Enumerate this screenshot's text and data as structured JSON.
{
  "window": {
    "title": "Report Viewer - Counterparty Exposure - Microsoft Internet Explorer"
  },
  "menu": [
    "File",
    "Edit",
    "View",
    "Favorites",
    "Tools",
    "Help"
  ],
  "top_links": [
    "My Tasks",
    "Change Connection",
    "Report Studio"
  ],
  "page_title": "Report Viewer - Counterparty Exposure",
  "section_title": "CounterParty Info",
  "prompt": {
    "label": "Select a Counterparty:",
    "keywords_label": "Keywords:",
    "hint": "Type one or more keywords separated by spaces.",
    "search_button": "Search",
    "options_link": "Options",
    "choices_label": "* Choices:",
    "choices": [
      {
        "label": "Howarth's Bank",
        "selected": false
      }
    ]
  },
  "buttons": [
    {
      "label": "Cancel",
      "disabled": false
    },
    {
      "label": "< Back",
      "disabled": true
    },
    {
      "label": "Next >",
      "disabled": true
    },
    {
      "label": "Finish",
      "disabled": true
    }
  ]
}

===

Output the listing above without altering a single character.

EXERCISE ANSWER:
Enumerate this screenshot's text and data as structured JSON.
{
  "window": {
    "title": "Report Viewer - Counterparty Exposure - Microsoft Internet Explorer"
  },
  "menu": [
    "File",
    "Edit",
    "View",
    "Favorites",
    "Tools",
    "Help"
  ],
  "top_links": [
    "My Tasks",
    "Change Connection",
    "Report Studio"
  ],
  "page_title": "Report Viewer - Counterparty Exposure",
  "section_title": "CounterParty Info",
  "prompt": {
    "label": "Select a Counterparty:",
    "keywords_label": "Keywords:",
    "hint": "Type one or more keywords separated by spaces.",
    "search_button": "Search",
    "options_link": "Options",
    "choices_label": "* Choices:",
    "choices": [
      {
        "label": "Howarth's Bank",
        "selected": false
      }
    ]
  },
  "buttons": [
    {
      "label": "Cancel",
      "disabled": false
    },
    {
      "label": "< Back",
      "disabled": true
    },
    {
      "label": "Next >",
      "disabled": true
    },
    {
      "label": "Finish",
      "disabled": true
    }
  ]
}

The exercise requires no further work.